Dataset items
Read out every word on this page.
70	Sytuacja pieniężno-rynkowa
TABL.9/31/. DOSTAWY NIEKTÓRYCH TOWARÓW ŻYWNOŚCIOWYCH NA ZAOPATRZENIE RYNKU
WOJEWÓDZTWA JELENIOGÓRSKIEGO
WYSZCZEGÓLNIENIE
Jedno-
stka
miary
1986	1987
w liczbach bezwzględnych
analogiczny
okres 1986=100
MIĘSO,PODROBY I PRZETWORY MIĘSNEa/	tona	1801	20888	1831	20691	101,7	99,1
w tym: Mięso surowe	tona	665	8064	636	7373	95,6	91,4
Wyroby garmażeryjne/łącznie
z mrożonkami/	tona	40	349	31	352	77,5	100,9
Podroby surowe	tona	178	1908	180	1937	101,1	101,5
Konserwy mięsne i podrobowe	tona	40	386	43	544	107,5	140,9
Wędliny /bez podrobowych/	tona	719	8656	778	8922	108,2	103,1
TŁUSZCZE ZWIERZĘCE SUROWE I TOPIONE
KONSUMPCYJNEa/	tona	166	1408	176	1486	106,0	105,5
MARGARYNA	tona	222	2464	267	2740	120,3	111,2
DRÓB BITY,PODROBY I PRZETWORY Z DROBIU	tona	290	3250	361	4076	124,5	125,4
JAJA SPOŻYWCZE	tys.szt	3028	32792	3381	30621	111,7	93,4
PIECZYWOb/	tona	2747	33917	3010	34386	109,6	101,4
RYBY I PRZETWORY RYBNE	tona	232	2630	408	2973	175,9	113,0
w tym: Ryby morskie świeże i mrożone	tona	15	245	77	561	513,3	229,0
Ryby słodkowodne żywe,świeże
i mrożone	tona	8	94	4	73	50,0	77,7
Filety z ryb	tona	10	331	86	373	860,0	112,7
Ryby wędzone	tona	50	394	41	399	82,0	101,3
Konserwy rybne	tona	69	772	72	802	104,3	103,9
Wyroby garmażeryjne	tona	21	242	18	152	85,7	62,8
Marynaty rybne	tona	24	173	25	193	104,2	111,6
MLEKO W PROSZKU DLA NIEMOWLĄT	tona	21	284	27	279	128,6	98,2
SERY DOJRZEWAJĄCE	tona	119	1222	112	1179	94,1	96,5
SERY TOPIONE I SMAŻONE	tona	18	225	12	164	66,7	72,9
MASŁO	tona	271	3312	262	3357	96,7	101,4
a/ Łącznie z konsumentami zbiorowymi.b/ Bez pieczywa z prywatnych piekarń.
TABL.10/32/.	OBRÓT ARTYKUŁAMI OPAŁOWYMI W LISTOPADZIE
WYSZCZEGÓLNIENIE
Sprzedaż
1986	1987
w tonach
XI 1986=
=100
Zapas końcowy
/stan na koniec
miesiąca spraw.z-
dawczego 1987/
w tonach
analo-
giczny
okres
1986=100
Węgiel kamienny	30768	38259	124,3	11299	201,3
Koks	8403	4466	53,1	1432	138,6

==

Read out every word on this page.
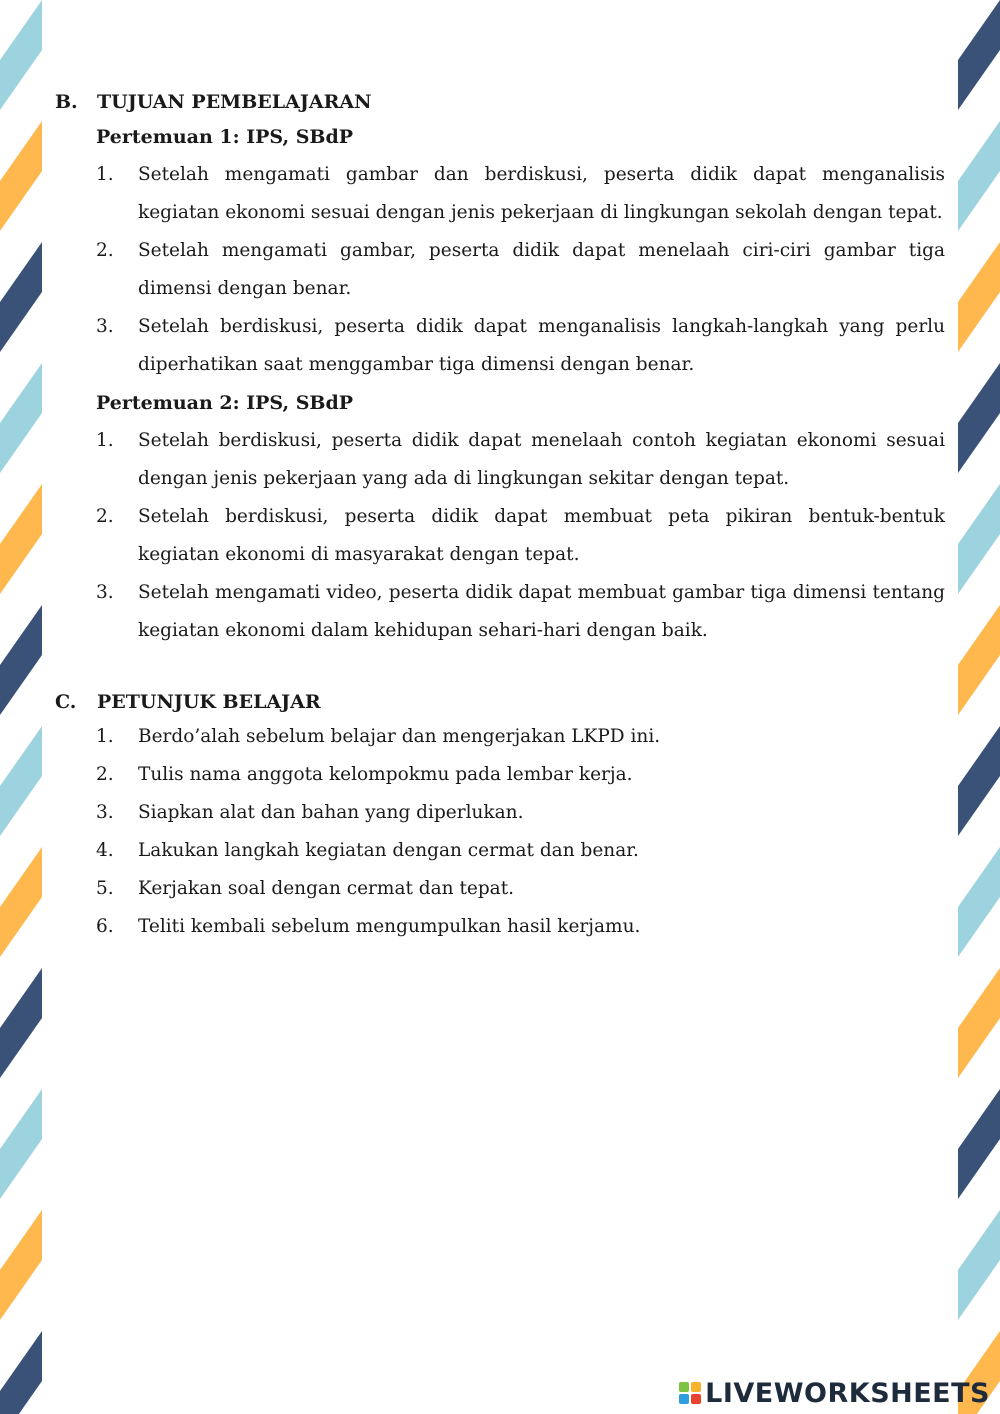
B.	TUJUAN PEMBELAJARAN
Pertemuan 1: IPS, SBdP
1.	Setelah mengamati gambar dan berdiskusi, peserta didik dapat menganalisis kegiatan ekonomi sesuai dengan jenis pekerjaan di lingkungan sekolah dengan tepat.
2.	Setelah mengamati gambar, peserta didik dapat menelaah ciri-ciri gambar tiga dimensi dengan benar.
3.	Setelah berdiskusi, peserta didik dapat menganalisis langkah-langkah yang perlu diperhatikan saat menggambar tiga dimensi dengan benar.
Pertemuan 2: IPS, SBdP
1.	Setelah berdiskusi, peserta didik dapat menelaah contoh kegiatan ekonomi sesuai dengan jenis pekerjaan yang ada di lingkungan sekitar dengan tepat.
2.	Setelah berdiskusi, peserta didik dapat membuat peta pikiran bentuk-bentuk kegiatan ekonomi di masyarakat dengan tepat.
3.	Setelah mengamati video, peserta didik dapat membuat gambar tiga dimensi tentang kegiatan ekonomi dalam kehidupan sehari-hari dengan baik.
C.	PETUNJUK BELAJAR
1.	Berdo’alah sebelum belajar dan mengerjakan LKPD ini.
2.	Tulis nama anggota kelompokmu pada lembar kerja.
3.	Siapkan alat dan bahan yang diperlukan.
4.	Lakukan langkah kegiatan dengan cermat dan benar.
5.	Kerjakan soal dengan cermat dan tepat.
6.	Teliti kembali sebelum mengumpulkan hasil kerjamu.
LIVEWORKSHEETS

### DO THIS
Look for the word "benar" and return every line where it occurs.

### RESPONSE
2.	Setelah mengamati gambar, peserta didik dapat menelaah ciri-ciri gambar tiga dimensi dengan benar.
3.	Setelah berdiskusi, peserta didik dapat menganalisis langkah-langkah yang perlu diperhatikan saat menggambar tiga dimensi dengan benar.
4.	Lakukan langkah kegiatan dengan cermat dan benar.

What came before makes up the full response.